Figure contents as structured data

++++++++++++++++++++

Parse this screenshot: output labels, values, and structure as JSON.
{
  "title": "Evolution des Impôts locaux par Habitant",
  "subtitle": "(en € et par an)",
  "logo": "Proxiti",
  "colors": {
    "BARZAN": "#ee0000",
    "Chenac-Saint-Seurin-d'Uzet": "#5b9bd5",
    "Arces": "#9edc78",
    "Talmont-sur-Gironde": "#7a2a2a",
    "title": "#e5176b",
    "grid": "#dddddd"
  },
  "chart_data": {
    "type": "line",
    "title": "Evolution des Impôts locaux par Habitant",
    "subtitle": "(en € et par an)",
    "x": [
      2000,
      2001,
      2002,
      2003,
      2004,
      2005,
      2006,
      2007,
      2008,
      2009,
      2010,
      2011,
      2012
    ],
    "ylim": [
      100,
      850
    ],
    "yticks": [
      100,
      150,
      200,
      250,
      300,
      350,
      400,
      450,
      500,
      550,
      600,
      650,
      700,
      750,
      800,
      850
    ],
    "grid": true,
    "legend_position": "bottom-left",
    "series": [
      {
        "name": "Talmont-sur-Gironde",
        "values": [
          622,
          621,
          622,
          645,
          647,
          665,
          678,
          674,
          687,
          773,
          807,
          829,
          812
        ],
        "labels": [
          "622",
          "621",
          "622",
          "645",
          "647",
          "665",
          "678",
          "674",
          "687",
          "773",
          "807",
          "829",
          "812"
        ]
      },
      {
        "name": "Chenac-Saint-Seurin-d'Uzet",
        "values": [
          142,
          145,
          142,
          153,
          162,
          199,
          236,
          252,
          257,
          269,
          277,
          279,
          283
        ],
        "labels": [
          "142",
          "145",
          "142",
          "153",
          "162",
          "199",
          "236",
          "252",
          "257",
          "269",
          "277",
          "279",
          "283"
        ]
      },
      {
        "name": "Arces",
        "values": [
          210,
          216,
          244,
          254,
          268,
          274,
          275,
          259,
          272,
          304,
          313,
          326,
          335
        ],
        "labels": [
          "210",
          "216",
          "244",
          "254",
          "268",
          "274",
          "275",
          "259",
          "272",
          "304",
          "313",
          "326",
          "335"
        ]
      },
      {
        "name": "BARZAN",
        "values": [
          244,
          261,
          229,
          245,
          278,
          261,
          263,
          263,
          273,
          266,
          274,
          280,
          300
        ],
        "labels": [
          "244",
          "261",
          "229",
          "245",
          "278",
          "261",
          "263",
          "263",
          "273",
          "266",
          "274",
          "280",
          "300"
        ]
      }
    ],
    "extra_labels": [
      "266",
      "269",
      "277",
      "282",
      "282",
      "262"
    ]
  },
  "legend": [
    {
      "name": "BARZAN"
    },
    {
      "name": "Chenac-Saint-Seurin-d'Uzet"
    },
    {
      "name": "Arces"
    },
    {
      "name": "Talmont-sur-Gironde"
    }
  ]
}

++++++++++++++++++++

§ Exercise brief
Show the lines of the records that contain the word "Evolution".

§ Response to the exercise
  "title": "Evolution des Impôts locaux par Habitant",
    "title": "Evolution des Impôts locaux par Habitant",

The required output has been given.